» **WHAT THE TASK ASKS**
Set the listing down again exactly, please, apart from its pictures.

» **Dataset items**
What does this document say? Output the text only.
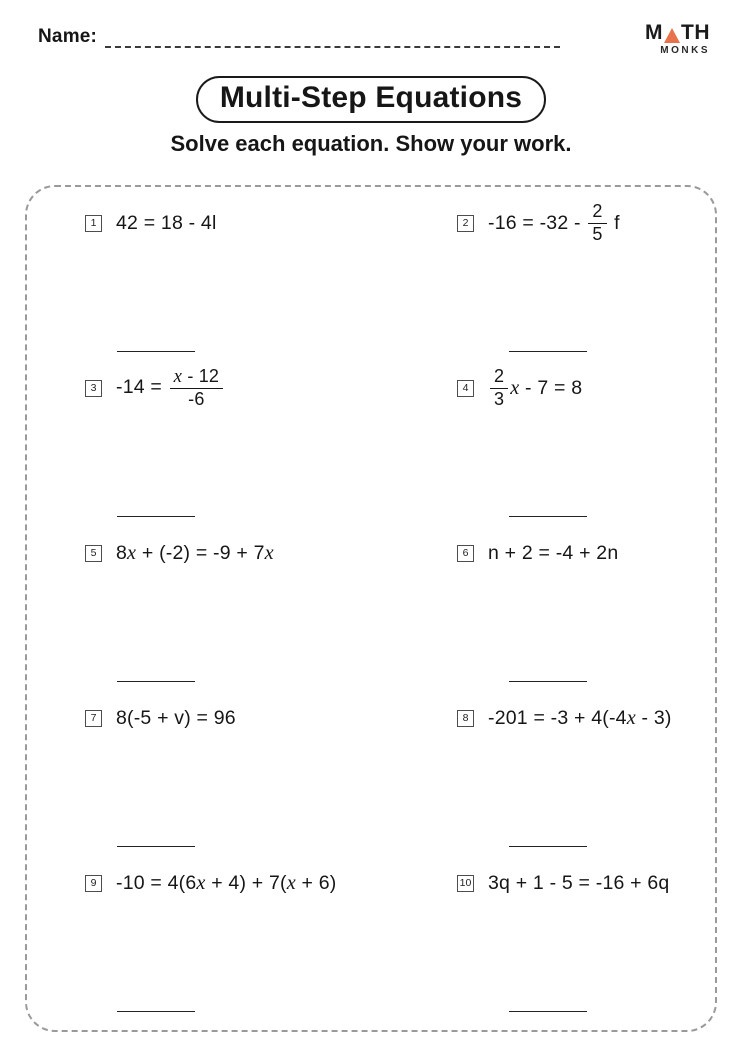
Name:	M TH
MONKS
Multi-Step Equations
Solve each equation. Show your work.
1 42 = 18 - 4l	2 $-16 = -32 - \frac{2}{5}$ f
3 $-14 = \frac{x - 12}{-6}$	4	$\frac{2}{3}$ x - 7 = 8
5 8 x + (-2) = -9 + 7 x	6 n + 2 = -4 + 2n
7 8(-5 + v) = 96	8 -201 = -3 + 4(-4 x - 3)
9 -10 = 4(6 x + 4) + 7( x + 6)	10 3q + 1 - 5 = -16 + 6q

» **WRITTEN SOLUTION**
What does this document say? Output the text only.
Name:	M TH
MONKS
Multi-Step Equations
Solve each equation. Show your work.
1 42 = 18 - 4l	2 $-16 = -32 - \frac{2}{5}$ f
3 $-14 = \frac{x - 12}{-6}$	4	$\frac{2}{3}$ x - 7 = 8
5 8 x + (-2) = -9 + 7 x	6 n + 2 = -4 + 2n
7 8(-5 + v) = 96	8 -201 = -3 + 4(-4 x - 3)
9 -10 = 4(6 x + 4) + 7( x + 6)	10 3q + 1 - 5 = -16 + 6q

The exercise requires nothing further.